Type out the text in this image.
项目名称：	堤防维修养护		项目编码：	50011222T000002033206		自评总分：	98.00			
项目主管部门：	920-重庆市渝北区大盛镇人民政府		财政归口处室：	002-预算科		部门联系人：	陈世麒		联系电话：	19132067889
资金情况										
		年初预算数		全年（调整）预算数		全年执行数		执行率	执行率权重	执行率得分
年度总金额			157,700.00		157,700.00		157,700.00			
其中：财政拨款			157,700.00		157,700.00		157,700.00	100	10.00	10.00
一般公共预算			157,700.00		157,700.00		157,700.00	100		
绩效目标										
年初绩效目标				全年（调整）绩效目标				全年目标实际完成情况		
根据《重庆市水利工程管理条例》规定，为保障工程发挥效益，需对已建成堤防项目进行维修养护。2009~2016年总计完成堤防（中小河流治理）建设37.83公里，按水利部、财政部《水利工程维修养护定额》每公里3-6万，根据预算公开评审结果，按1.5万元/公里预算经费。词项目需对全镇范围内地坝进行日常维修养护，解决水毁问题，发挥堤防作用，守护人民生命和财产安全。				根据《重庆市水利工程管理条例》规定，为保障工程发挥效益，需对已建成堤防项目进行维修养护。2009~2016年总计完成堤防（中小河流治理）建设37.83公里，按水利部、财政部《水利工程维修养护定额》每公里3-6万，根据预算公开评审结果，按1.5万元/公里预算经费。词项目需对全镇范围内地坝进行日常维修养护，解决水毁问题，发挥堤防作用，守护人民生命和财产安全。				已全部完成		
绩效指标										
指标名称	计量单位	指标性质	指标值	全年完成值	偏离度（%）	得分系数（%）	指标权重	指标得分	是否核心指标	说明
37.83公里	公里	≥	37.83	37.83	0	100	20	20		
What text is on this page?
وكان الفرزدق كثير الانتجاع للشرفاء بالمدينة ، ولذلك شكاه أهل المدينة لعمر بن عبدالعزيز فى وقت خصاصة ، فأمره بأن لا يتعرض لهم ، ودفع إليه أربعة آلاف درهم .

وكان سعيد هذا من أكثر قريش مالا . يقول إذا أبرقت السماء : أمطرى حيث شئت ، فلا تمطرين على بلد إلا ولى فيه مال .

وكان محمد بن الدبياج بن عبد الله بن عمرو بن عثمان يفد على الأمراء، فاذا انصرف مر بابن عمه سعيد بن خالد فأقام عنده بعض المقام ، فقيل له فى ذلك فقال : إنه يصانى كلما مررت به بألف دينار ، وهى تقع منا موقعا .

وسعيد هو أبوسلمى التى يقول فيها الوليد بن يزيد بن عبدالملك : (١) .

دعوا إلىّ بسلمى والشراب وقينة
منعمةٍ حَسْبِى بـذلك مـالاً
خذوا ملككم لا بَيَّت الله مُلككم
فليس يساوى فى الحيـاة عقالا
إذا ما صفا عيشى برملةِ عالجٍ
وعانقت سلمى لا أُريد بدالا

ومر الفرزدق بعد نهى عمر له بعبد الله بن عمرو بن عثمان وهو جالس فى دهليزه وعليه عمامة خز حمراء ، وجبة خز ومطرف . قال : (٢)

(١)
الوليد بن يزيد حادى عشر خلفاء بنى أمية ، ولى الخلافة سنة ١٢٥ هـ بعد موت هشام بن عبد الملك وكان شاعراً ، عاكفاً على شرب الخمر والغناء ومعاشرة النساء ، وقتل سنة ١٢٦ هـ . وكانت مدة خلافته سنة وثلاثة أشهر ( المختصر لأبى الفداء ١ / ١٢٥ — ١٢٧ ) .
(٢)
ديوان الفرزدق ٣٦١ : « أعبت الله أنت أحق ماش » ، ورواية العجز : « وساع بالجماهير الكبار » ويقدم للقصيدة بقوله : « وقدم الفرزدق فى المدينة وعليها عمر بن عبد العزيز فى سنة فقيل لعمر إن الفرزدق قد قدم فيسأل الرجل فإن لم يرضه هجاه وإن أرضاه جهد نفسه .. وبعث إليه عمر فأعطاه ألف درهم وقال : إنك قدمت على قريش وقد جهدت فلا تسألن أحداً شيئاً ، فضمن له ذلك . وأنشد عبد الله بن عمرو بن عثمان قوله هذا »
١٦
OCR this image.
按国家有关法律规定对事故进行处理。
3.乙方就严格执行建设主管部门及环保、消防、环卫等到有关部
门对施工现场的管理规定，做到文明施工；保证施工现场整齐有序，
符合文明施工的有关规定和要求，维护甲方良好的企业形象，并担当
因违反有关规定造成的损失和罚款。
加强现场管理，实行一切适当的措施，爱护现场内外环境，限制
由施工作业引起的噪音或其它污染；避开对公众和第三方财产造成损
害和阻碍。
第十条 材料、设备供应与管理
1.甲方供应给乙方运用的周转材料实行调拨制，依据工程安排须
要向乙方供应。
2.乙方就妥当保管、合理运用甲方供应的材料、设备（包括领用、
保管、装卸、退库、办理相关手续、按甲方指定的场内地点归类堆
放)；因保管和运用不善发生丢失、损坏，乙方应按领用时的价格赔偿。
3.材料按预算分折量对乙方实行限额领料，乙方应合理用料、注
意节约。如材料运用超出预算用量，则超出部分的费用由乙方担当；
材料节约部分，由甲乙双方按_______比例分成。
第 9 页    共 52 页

━━━━━━━━

Every line holding "وكان" should be copied out.

وكان الفرزدق كثير الانتجاع للشرفاء بالمدينة ، ولذلك شكاه أهل المدينة لعمر بن عبدالعزيز فى وقت خصاصة ، فأمره بأن لا يتعرض لهم ، ودفع إليه أربعة آلاف درهم .
وكان سعيد هذا من أكثر قريش مالا . يقول إذا أبرقت السماء : أمطرى حيث شئت ، فلا تمطرين على بلد إلا ولى فيه مال .
وكان محمد بن الدبياج بن عبد الله بن عمرو بن عثمان يفد على الأمراء، فاذا انصرف مر بابن عمه سعيد بن خالد فأقام عنده بعض المقام ، فقيل له فى ذلك فقال : إنه يصانى كلما مررت به بألف دينار ، وهى تقع منا موقعا .
الوليد بن يزيد حادى عشر خلفاء بنى أمية ، ولى الخلافة سنة ١٢٥ هـ بعد موت هشام بن عبد الملك وكان شاعراً ، عاكفاً على شرب الخمر والغناء ومعاشرة النساء ، وقتل سنة ١٢٦ هـ . وكانت مدة خلافته سنة وثلاثة أشهر ( المختصر لأبى الفداء ١ / ١٢٥ — ١٢٧ ) .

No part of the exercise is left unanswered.